▼▼▼
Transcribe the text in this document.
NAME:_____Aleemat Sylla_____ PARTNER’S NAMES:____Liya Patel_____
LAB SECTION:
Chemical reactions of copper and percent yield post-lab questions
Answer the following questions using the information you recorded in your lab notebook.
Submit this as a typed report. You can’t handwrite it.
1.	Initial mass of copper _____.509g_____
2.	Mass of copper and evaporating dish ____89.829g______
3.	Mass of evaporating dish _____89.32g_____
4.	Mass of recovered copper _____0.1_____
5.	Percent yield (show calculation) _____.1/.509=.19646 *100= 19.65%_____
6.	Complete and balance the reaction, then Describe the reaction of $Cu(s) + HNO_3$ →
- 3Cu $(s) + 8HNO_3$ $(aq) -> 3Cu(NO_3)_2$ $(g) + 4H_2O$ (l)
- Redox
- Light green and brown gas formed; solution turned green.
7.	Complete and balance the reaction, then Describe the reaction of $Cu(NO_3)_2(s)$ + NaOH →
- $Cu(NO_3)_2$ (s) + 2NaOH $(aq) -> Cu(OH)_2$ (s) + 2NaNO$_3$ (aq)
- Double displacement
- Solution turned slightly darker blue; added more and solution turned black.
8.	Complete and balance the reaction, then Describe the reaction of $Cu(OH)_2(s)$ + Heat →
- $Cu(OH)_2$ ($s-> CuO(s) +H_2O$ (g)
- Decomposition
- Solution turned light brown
▲▲▲
▼▼▼
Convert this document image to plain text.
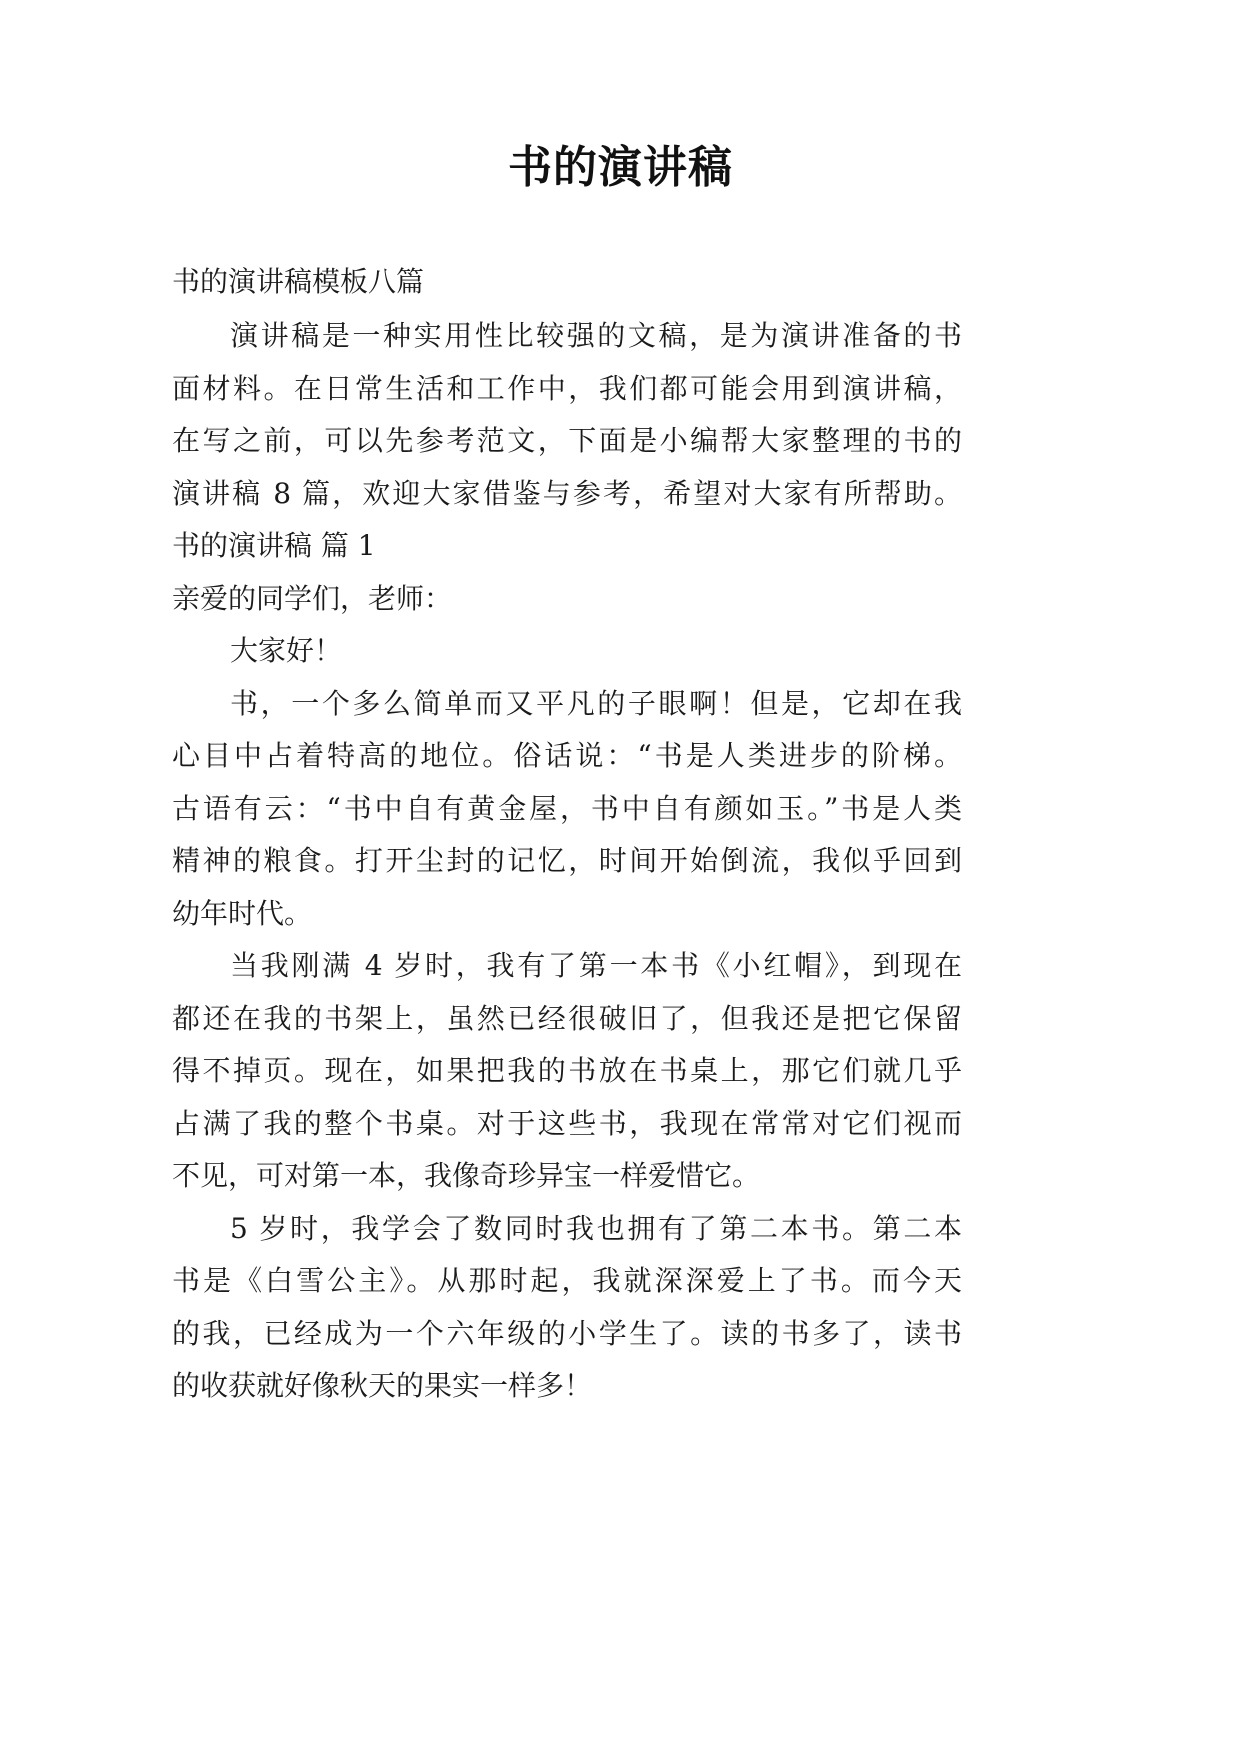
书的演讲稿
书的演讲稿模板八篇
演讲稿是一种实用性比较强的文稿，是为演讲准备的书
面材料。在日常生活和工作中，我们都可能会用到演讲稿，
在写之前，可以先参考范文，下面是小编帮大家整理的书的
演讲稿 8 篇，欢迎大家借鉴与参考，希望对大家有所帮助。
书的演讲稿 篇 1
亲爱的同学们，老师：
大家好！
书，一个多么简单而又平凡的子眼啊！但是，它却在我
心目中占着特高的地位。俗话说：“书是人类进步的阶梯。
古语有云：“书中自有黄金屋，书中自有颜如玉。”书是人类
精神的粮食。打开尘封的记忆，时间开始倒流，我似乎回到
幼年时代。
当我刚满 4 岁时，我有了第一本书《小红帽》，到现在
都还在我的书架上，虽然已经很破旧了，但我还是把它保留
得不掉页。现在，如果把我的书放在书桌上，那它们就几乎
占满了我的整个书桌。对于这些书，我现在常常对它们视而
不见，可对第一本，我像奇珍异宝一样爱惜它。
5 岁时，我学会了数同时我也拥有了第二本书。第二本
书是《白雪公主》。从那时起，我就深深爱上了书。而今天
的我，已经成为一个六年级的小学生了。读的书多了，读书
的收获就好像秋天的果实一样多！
▲▲▲
### PROBLEM TO WORK ON
For each line of the entries that includes "text", show that line.

### TASK RESULT
Transcribe the text in this document.
Convert this document image to plain text.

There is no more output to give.